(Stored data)
· · · · ·

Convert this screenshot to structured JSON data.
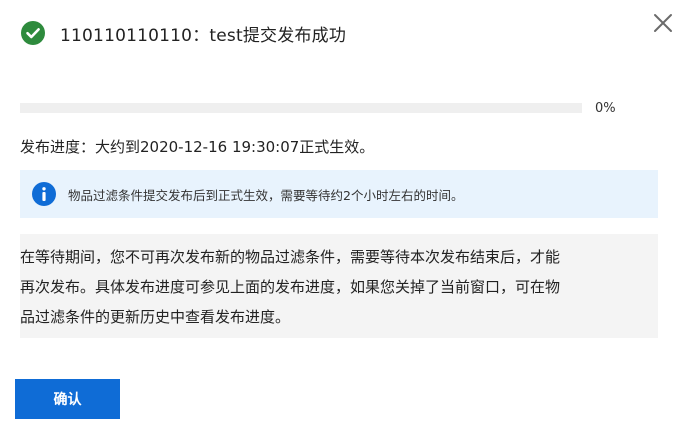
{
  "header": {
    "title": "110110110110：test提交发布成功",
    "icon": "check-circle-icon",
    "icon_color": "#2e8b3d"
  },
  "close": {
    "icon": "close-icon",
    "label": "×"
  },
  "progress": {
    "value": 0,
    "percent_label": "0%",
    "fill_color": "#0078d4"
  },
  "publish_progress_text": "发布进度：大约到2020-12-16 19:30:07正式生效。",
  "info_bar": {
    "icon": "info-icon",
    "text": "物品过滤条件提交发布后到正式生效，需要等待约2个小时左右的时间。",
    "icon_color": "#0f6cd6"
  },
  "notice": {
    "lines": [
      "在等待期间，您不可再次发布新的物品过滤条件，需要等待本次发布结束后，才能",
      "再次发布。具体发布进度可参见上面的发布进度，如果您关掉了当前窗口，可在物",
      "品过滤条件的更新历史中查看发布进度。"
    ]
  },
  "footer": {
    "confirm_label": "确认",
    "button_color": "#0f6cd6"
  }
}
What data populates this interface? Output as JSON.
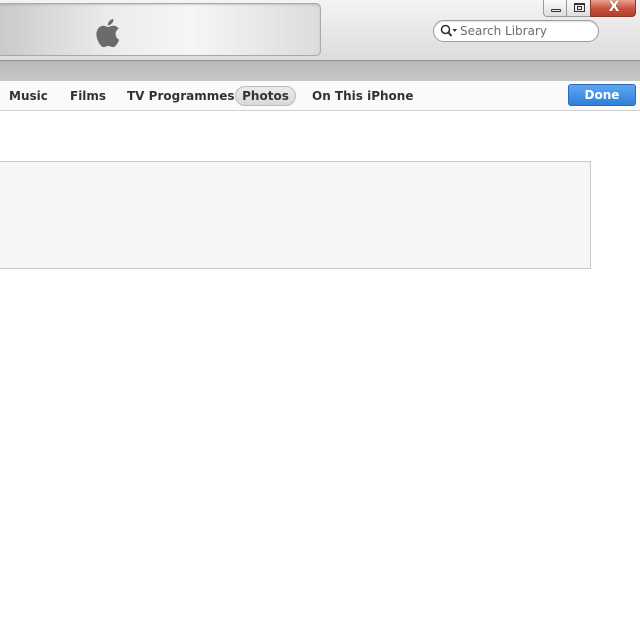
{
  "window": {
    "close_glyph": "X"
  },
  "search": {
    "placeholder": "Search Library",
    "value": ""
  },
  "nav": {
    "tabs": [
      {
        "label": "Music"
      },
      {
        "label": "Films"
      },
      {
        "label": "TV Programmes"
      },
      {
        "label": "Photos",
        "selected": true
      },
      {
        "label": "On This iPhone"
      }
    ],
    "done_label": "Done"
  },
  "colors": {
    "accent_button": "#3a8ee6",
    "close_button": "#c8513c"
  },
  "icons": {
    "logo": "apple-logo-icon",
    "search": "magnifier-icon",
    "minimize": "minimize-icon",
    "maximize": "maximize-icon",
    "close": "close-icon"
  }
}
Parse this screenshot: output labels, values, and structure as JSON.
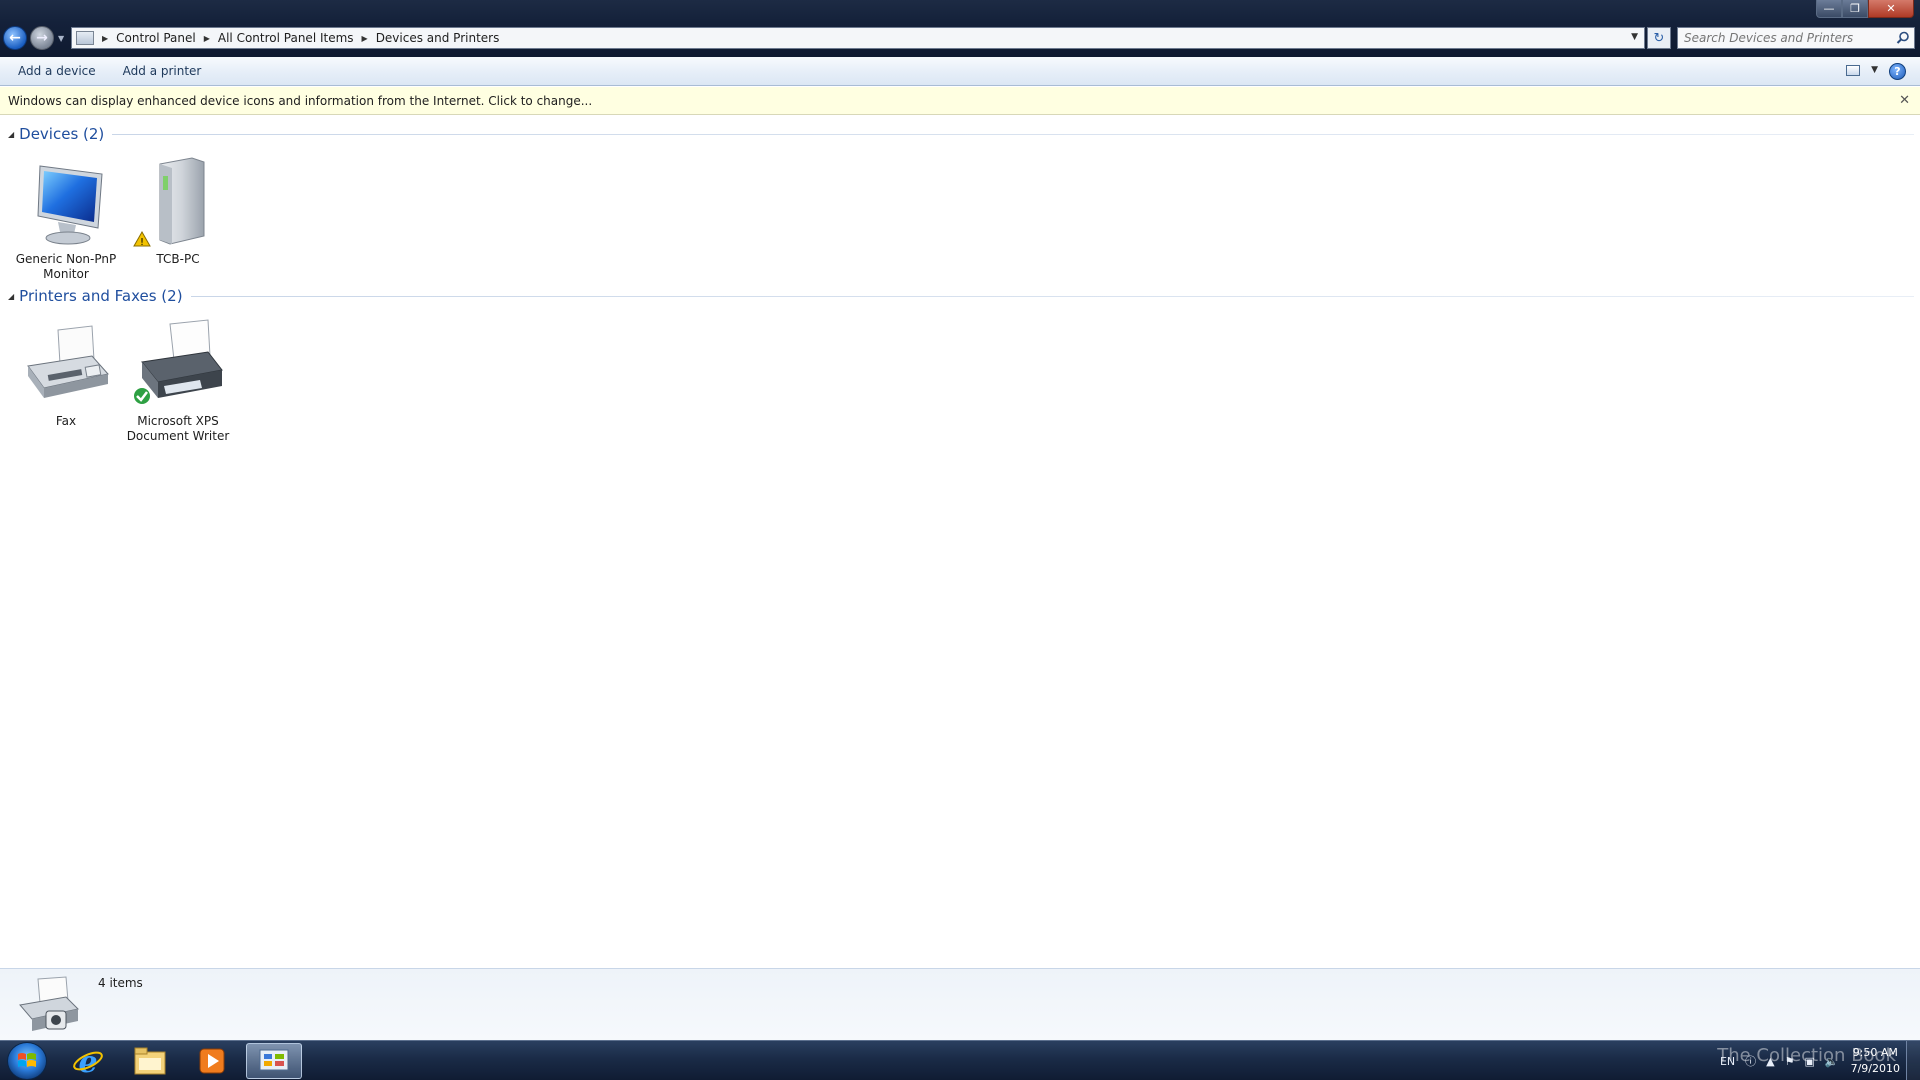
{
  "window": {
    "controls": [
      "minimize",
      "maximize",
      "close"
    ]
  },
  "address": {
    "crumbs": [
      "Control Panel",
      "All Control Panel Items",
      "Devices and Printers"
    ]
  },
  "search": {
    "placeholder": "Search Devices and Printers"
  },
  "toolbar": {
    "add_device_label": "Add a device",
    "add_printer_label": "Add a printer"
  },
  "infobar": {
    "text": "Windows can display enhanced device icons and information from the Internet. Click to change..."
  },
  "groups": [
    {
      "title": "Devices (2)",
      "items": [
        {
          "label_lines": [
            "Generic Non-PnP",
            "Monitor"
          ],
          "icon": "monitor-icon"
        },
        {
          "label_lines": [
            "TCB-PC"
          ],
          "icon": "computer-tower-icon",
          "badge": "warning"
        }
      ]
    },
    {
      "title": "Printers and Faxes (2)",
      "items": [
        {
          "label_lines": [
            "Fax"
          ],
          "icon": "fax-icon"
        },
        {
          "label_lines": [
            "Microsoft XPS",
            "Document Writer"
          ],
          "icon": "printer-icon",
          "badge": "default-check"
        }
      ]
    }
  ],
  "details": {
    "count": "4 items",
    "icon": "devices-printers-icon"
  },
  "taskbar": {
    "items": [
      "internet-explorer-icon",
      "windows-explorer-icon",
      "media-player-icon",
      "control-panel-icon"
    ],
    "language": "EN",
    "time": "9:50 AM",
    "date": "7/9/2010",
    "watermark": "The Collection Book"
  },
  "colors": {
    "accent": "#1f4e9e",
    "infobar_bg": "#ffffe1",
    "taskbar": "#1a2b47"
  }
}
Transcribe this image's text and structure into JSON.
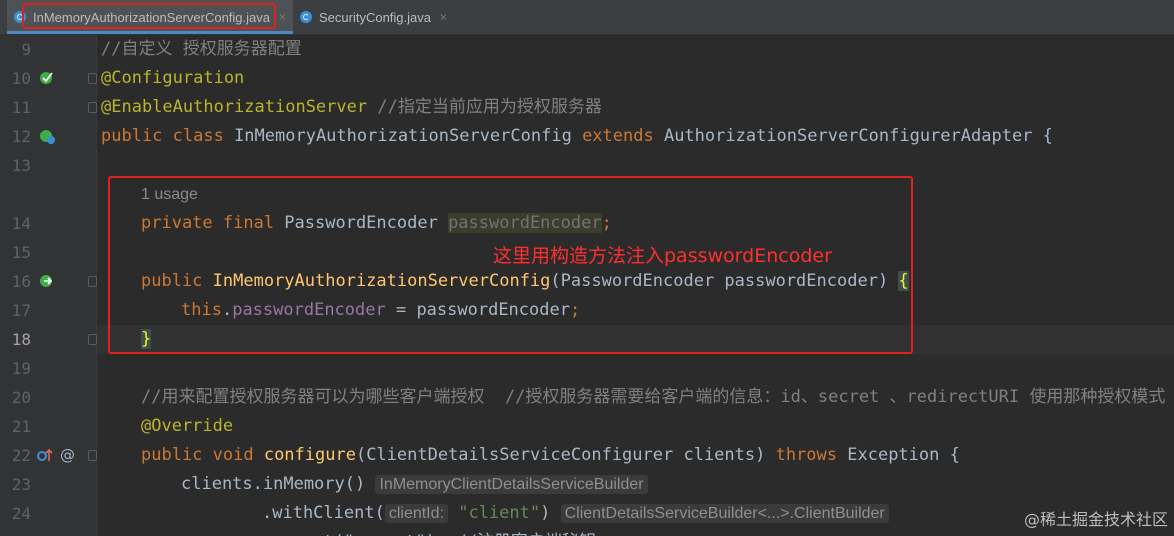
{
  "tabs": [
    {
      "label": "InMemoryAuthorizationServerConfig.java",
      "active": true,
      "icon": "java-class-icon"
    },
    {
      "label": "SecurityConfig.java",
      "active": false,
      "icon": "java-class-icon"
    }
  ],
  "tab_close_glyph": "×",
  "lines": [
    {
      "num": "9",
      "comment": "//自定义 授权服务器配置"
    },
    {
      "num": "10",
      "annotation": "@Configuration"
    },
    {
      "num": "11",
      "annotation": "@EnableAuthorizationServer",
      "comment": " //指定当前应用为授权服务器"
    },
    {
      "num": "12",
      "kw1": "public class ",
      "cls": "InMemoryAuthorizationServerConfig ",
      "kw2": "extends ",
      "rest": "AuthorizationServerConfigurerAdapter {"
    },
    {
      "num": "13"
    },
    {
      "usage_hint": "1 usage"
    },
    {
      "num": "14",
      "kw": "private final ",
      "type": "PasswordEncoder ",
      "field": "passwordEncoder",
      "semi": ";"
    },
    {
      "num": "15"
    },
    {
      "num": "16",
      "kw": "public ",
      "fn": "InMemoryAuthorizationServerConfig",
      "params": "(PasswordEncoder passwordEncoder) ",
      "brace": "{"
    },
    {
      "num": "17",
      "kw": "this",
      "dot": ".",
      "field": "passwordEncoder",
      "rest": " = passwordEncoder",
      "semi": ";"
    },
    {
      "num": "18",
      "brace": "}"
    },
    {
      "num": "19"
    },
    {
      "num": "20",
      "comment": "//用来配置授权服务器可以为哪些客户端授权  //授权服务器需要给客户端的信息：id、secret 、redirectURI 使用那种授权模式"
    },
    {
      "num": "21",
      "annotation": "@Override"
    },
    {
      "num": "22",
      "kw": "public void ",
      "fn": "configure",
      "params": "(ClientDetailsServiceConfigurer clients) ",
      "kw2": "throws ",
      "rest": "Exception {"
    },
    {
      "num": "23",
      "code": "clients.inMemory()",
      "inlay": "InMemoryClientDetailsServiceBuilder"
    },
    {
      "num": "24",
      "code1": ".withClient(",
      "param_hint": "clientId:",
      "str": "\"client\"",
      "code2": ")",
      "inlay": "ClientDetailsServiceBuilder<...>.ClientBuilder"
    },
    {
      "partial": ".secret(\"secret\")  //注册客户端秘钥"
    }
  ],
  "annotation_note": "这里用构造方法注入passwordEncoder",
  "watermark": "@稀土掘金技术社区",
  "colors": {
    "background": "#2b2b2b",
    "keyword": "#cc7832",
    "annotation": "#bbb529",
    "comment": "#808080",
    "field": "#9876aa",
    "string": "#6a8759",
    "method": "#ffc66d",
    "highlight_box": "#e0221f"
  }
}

· · · · ·

◆ EXERCISE OBJECTIVE
Write out the records above exactly as they appear, leaving out any pictures.

◆ RESULT
Convert this screenshot to structured JSON data.
{
  "header": {
    "title": "110110110110：test提交发布成功",
    "icon": "check-circle-icon",
    "icon_color": "#2e8b3d"
  },
  "close": {
    "icon": "close-icon",
    "label": "×"
  },
  "progress": {
    "value": 0,
    "percent_label": "0%",
    "fill_color": "#0078d4"
  },
  "publish_progress_text": "发布进度：大约到2020-12-16 19:30:07正式生效。",
  "info_bar": {
    "icon": "info-icon",
    "text": "物品过滤条件提交发布后到正式生效，需要等待约2个小时左右的时间。",
    "icon_color": "#0f6cd6"
  },
  "notice": {
    "lines": [
      "在等待期间，您不可再次发布新的物品过滤条件，需要等待本次发布结束后，才能",
      "再次发布。具体发布进度可参见上面的发布进度，如果您关掉了当前窗口，可在物",
      "品过滤条件的更新历史中查看发布进度。"
    ]
  },
  "footer": {
    "confirm_label": "确认",
    "button_color": "#0f6cd6"
  }
}
What data populates this interface? Output as JSON.
{
  "window": {
    "close_glyph": "X"
  },
  "search": {
    "placeholder": "Search Library",
    "value": ""
  },
  "nav": {
    "tabs": [
      {
        "label": "Music"
      },
      {
        "label": "Films"
      },
      {
        "label": "TV Programmes"
      },
      {
        "label": "Photos",
        "selected": true
      },
      {
        "label": "On This iPhone"
      }
    ],
    "done_label": "Done"
  },
  "colors": {
    "accent_button": "#3a8ee6",
    "close_button": "#c8513c"
  },
  "icons": {
    "logo": "apple-logo-icon",
    "search": "magnifier-icon",
    "minimize": "minimize-icon",
    "maximize": "maximize-icon",
    "close": "close-icon"
  }
}
Parse this screenshot: output labels, values, and structure as JSON.
{
  "window": {
    "controls": [
      "minimize",
      "maximize",
      "close"
    ]
  },
  "address": {
    "crumbs": [
      "Control Panel",
      "All Control Panel Items",
      "Devices and Printers"
    ]
  },
  "search": {
    "placeholder": "Search Devices and Printers"
  },
  "toolbar": {
    "add_device_label": "Add a device",
    "add_printer_label": "Add a printer"
  },
  "infobar": {
    "text": "Windows can display enhanced device icons and information from the Internet. Click to change..."
  },
  "groups": [
    {
      "title": "Devices (2)",
      "items": [
        {
          "label_lines": [
            "Generic Non-PnP",
            "Monitor"
          ],
          "icon": "monitor-icon"
        },
        {
          "label_lines": [
            "TCB-PC"
          ],
          "icon": "computer-tower-icon",
          "badge": "warning"
        }
      ]
    },
    {
      "title": "Printers and Faxes (2)",
      "items": [
        {
          "label_lines": [
            "Fax"
          ],
          "icon": "fax-icon"
        },
        {
          "label_lines": [
            "Microsoft XPS",
            "Document Writer"
          ],
          "icon": "printer-icon",
          "badge": "default-check"
        }
      ]
    }
  ],
  "details": {
    "count": "4 items",
    "icon": "devices-printers-icon"
  },
  "taskbar": {
    "items": [
      "internet-explorer-icon",
      "windows-explorer-icon",
      "media-player-icon",
      "control-panel-icon"
    ],
    "language": "EN",
    "time": "9:50 AM",
    "date": "7/9/2010",
    "watermark": "The Collection Book"
  },
  "colors": {
    "accent": "#1f4e9e",
    "infobar_bg": "#ffffe1",
    "taskbar": "#1a2b47"
  }
}
Transcribe this image's text and structure into JSON.
{
  "tabs": [
    {
      "label": "InMemoryAuthorizationServerConfig.java",
      "active": true,
      "icon": "java-class-icon"
    },
    {
      "label": "SecurityConfig.java",
      "active": false,
      "icon": "java-class-icon"
    }
  ],
  "tab_close_glyph": "×",
  "lines": [
    {
      "num": "9",
      "comment": "//自定义 授权服务器配置"
    },
    {
      "num": "10",
      "annotation": "@Configuration"
    },
    {
      "num": "11",
      "annotation": "@EnableAuthorizationServer",
      "comment": " //指定当前应用为授权服务器"
    },
    {
      "num": "12",
      "kw1": "public class ",
      "cls": "InMemoryAuthorizationServerConfig ",
      "kw2": "extends ",
      "rest": "AuthorizationServerConfigurerAdapter {"
    },
    {
      "num": "13"
    },
    {
      "usage_hint": "1 usage"
    },
    {
      "num": "14",
      "kw": "private final ",
      "type": "PasswordEncoder ",
      "field": "passwordEncoder",
      "semi": ";"
    },
    {
      "num": "15"
    },
    {
      "num": "16",
      "kw": "public ",
      "fn": "InMemoryAuthorizationServerConfig",
      "params": "(PasswordEncoder passwordEncoder) ",
      "brace": "{"
    },
    {
      "num": "17",
      "kw": "this",
      "dot": ".",
      "field": "passwordEncoder",
      "rest": " = passwordEncoder",
      "semi": ";"
    },
    {
      "num": "18",
      "brace": "}"
    },
    {
      "num": "19"
    },
    {
      "num": "20",
      "comment": "//用来配置授权服务器可以为哪些客户端授权  //授权服务器需要给客户端的信息：id、secret 、redirectURI 使用那种授权模式"
    },
    {
      "num": "21",
      "annotation": "@Override"
    },
    {
      "num": "22",
      "kw": "public void ",
      "fn": "configure",
      "params": "(ClientDetailsServiceConfigurer clients) ",
      "kw2": "throws ",
      "rest": "Exception {"
    },
    {
      "num": "23",
      "code": "clients.inMemory()",
      "inlay": "InMemoryClientDetailsServiceBuilder"
    },
    {
      "num": "24",
      "code1": ".withClient(",
      "param_hint": "clientId:",
      "str": "\"client\"",
      "code2": ")",
      "inlay": "ClientDetailsServiceBuilder<...>.ClientBuilder"
    },
    {
      "partial": ".secret(\"secret\")  //注册客户端秘钥"
    }
  ],
  "annotation_note": "这里用构造方法注入passwordEncoder",
  "watermark": "@稀土掘金技术社区",
  "colors": {
    "background": "#2b2b2b",
    "keyword": "#cc7832",
    "annotation": "#bbb529",
    "comment": "#808080",
    "field": "#9876aa",
    "string": "#6a8759",
    "method": "#ffc66d",
    "highlight_box": "#e0221f"
  }
}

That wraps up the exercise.